What is being asked ▸ Print every entry, word for word, and skip the images.

Entries with figure data

--

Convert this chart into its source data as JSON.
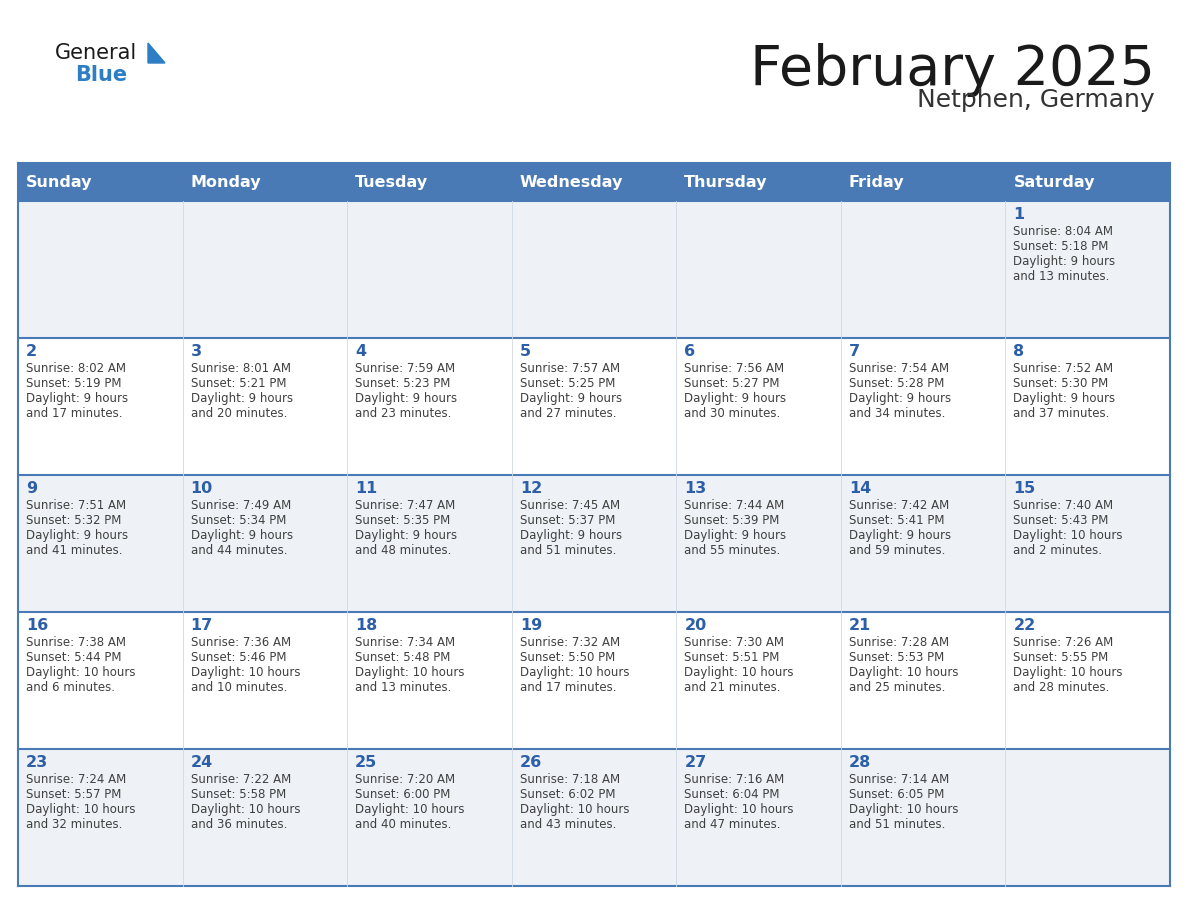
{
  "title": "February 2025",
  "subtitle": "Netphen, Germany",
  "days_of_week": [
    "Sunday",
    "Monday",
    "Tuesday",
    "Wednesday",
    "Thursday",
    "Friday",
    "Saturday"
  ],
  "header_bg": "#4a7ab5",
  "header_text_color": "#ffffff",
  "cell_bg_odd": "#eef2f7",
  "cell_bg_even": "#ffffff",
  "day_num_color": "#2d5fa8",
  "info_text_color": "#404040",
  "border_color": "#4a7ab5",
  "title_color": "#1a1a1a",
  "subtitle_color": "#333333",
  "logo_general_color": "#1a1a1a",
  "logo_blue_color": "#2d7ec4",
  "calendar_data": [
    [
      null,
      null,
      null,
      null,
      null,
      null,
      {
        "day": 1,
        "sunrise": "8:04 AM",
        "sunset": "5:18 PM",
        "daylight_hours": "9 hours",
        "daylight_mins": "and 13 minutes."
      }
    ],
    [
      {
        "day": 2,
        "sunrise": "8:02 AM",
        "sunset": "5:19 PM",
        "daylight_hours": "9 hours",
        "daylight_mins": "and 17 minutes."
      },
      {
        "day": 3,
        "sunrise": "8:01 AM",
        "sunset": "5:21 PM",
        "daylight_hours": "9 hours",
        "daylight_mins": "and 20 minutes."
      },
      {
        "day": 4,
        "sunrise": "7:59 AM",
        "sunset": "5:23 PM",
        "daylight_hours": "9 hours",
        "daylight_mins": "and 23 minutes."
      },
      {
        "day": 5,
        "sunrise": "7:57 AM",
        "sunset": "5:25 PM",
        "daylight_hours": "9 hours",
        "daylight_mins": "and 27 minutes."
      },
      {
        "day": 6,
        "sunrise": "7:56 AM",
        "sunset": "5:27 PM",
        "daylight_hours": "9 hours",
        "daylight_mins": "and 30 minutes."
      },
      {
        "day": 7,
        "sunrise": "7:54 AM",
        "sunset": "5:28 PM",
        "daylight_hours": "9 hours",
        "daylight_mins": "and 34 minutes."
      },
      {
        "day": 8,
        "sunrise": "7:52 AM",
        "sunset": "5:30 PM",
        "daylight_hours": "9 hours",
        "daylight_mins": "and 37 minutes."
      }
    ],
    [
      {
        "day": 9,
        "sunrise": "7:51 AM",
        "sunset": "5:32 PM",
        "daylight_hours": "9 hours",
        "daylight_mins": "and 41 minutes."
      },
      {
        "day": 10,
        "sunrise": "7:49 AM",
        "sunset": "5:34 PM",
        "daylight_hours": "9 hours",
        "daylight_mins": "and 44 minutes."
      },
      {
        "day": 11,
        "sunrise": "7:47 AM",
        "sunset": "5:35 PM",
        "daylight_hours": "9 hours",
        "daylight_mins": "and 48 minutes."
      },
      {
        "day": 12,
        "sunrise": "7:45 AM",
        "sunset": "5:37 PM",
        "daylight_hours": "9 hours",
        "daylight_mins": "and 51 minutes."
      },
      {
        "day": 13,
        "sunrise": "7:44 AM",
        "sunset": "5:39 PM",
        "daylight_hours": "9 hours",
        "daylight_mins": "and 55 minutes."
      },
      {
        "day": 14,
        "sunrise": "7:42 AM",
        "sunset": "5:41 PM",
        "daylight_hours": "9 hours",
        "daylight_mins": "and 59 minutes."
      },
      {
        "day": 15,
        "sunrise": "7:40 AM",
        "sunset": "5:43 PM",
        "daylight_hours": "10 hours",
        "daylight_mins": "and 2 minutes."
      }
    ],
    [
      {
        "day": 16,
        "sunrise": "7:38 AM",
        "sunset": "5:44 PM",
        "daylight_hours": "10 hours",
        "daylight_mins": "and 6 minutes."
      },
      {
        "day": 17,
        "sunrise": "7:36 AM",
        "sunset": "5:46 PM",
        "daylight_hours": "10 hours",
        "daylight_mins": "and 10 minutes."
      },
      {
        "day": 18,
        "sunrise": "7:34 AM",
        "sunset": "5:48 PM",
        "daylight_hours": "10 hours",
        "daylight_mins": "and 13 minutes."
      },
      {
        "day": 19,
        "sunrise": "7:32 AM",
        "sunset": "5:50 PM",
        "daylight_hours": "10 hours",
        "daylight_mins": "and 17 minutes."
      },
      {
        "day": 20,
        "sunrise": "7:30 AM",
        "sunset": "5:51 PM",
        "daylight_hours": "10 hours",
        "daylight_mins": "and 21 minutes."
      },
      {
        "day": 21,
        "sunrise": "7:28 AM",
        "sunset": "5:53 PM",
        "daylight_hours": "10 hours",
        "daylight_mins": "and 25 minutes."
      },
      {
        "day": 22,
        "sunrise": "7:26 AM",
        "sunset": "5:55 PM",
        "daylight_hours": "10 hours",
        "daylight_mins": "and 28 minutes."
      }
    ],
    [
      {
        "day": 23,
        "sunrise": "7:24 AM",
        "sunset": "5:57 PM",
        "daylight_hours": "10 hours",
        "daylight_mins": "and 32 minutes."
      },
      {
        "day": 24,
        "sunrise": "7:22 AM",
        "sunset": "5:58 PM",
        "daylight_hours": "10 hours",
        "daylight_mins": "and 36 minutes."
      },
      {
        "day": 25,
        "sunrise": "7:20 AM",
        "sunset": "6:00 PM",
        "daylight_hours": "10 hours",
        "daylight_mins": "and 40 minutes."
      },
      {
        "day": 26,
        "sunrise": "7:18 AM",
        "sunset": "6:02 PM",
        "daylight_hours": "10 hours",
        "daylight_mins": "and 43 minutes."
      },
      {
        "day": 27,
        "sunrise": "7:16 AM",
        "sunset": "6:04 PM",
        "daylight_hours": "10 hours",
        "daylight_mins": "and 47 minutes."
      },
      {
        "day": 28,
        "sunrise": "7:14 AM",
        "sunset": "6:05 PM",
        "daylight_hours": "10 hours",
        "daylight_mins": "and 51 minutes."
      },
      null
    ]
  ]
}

--

Reply ▸
Convert this chart into its source data as JSON.
{
  "title": "February 2025",
  "subtitle": "Netphen, Germany",
  "days_of_week": [
    "Sunday",
    "Monday",
    "Tuesday",
    "Wednesday",
    "Thursday",
    "Friday",
    "Saturday"
  ],
  "header_bg": "#4a7ab5",
  "header_text_color": "#ffffff",
  "cell_bg_odd": "#eef2f7",
  "cell_bg_even": "#ffffff",
  "day_num_color": "#2d5fa8",
  "info_text_color": "#404040",
  "border_color": "#4a7ab5",
  "title_color": "#1a1a1a",
  "subtitle_color": "#333333",
  "logo_general_color": "#1a1a1a",
  "logo_blue_color": "#2d7ec4",
  "calendar_data": [
    [
      null,
      null,
      null,
      null,
      null,
      null,
      {
        "day": 1,
        "sunrise": "8:04 AM",
        "sunset": "5:18 PM",
        "daylight_hours": "9 hours",
        "daylight_mins": "and 13 minutes."
      }
    ],
    [
      {
        "day": 2,
        "sunrise": "8:02 AM",
        "sunset": "5:19 PM",
        "daylight_hours": "9 hours",
        "daylight_mins": "and 17 minutes."
      },
      {
        "day": 3,
        "sunrise": "8:01 AM",
        "sunset": "5:21 PM",
        "daylight_hours": "9 hours",
        "daylight_mins": "and 20 minutes."
      },
      {
        "day": 4,
        "sunrise": "7:59 AM",
        "sunset": "5:23 PM",
        "daylight_hours": "9 hours",
        "daylight_mins": "and 23 minutes."
      },
      {
        "day": 5,
        "sunrise": "7:57 AM",
        "sunset": "5:25 PM",
        "daylight_hours": "9 hours",
        "daylight_mins": "and 27 minutes."
      },
      {
        "day": 6,
        "sunrise": "7:56 AM",
        "sunset": "5:27 PM",
        "daylight_hours": "9 hours",
        "daylight_mins": "and 30 minutes."
      },
      {
        "day": 7,
        "sunrise": "7:54 AM",
        "sunset": "5:28 PM",
        "daylight_hours": "9 hours",
        "daylight_mins": "and 34 minutes."
      },
      {
        "day": 8,
        "sunrise": "7:52 AM",
        "sunset": "5:30 PM",
        "daylight_hours": "9 hours",
        "daylight_mins": "and 37 minutes."
      }
    ],
    [
      {
        "day": 9,
        "sunrise": "7:51 AM",
        "sunset": "5:32 PM",
        "daylight_hours": "9 hours",
        "daylight_mins": "and 41 minutes."
      },
      {
        "day": 10,
        "sunrise": "7:49 AM",
        "sunset": "5:34 PM",
        "daylight_hours": "9 hours",
        "daylight_mins": "and 44 minutes."
      },
      {
        "day": 11,
        "sunrise": "7:47 AM",
        "sunset": "5:35 PM",
        "daylight_hours": "9 hours",
        "daylight_mins": "and 48 minutes."
      },
      {
        "day": 12,
        "sunrise": "7:45 AM",
        "sunset": "5:37 PM",
        "daylight_hours": "9 hours",
        "daylight_mins": "and 51 minutes."
      },
      {
        "day": 13,
        "sunrise": "7:44 AM",
        "sunset": "5:39 PM",
        "daylight_hours": "9 hours",
        "daylight_mins": "and 55 minutes."
      },
      {
        "day": 14,
        "sunrise": "7:42 AM",
        "sunset": "5:41 PM",
        "daylight_hours": "9 hours",
        "daylight_mins": "and 59 minutes."
      },
      {
        "day": 15,
        "sunrise": "7:40 AM",
        "sunset": "5:43 PM",
        "daylight_hours": "10 hours",
        "daylight_mins": "and 2 minutes."
      }
    ],
    [
      {
        "day": 16,
        "sunrise": "7:38 AM",
        "sunset": "5:44 PM",
        "daylight_hours": "10 hours",
        "daylight_mins": "and 6 minutes."
      },
      {
        "day": 17,
        "sunrise": "7:36 AM",
        "sunset": "5:46 PM",
        "daylight_hours": "10 hours",
        "daylight_mins": "and 10 minutes."
      },
      {
        "day": 18,
        "sunrise": "7:34 AM",
        "sunset": "5:48 PM",
        "daylight_hours": "10 hours",
        "daylight_mins": "and 13 minutes."
      },
      {
        "day": 19,
        "sunrise": "7:32 AM",
        "sunset": "5:50 PM",
        "daylight_hours": "10 hours",
        "daylight_mins": "and 17 minutes."
      },
      {
        "day": 20,
        "sunrise": "7:30 AM",
        "sunset": "5:51 PM",
        "daylight_hours": "10 hours",
        "daylight_mins": "and 21 minutes."
      },
      {
        "day": 21,
        "sunrise": "7:28 AM",
        "sunset": "5:53 PM",
        "daylight_hours": "10 hours",
        "daylight_mins": "and 25 minutes."
      },
      {
        "day": 22,
        "sunrise": "7:26 AM",
        "sunset": "5:55 PM",
        "daylight_hours": "10 hours",
        "daylight_mins": "and 28 minutes."
      }
    ],
    [
      {
        "day": 23,
        "sunrise": "7:24 AM",
        "sunset": "5:57 PM",
        "daylight_hours": "10 hours",
        "daylight_mins": "and 32 minutes."
      },
      {
        "day": 24,
        "sunrise": "7:22 AM",
        "sunset": "5:58 PM",
        "daylight_hours": "10 hours",
        "daylight_mins": "and 36 minutes."
      },
      {
        "day": 25,
        "sunrise": "7:20 AM",
        "sunset": "6:00 PM",
        "daylight_hours": "10 hours",
        "daylight_mins": "and 40 minutes."
      },
      {
        "day": 26,
        "sunrise": "7:18 AM",
        "sunset": "6:02 PM",
        "daylight_hours": "10 hours",
        "daylight_mins": "and 43 minutes."
      },
      {
        "day": 27,
        "sunrise": "7:16 AM",
        "sunset": "6:04 PM",
        "daylight_hours": "10 hours",
        "daylight_mins": "and 47 minutes."
      },
      {
        "day": 28,
        "sunrise": "7:14 AM",
        "sunset": "6:05 PM",
        "daylight_hours": "10 hours",
        "daylight_mins": "and 51 minutes."
      },
      null
    ]
  ]
}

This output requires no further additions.